---------- LISTING

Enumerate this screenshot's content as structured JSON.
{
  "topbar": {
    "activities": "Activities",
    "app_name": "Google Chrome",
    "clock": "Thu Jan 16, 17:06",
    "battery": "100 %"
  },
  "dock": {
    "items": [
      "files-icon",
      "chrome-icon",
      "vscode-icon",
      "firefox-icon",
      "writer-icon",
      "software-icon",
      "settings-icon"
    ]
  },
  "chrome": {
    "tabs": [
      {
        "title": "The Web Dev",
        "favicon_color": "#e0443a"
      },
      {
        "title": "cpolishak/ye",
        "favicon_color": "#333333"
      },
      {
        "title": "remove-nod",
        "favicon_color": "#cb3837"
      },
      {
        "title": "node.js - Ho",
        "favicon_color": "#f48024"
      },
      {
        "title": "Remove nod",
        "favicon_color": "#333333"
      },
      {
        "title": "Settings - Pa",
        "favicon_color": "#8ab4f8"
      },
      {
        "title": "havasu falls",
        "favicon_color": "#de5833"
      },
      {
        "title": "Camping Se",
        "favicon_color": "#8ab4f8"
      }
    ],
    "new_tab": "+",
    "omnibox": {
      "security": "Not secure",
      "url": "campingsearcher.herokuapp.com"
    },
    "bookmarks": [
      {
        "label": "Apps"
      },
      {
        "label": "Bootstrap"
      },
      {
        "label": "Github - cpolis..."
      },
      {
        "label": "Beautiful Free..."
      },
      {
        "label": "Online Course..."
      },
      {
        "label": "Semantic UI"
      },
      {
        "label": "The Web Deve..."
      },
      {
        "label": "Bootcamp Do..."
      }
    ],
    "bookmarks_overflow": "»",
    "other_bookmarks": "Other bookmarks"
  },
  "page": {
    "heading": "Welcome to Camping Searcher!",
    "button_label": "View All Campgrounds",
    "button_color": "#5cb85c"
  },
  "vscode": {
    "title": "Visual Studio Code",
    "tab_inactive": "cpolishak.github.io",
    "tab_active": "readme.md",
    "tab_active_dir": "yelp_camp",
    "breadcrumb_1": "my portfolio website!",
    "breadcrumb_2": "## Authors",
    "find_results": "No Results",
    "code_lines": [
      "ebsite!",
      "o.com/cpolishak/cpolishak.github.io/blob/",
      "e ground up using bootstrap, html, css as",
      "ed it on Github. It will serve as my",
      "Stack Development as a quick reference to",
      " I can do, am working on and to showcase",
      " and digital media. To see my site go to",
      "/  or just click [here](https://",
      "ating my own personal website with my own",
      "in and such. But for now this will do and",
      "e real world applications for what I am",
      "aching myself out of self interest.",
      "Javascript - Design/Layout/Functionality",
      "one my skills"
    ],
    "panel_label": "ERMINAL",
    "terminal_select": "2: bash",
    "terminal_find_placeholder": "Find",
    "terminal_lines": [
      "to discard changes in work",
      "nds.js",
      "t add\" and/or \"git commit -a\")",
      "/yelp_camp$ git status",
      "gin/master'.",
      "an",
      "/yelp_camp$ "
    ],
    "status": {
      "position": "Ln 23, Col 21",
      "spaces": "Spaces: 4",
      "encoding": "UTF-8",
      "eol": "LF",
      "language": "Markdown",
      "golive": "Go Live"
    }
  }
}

--------------------

CHALLENGE: Locate all lines that include the word "this" and copy them out.

ANSWER TO THE EXERCISE:
Enumerate this screenshot's content as structured JSON.
      "in and such. But for now this will do and",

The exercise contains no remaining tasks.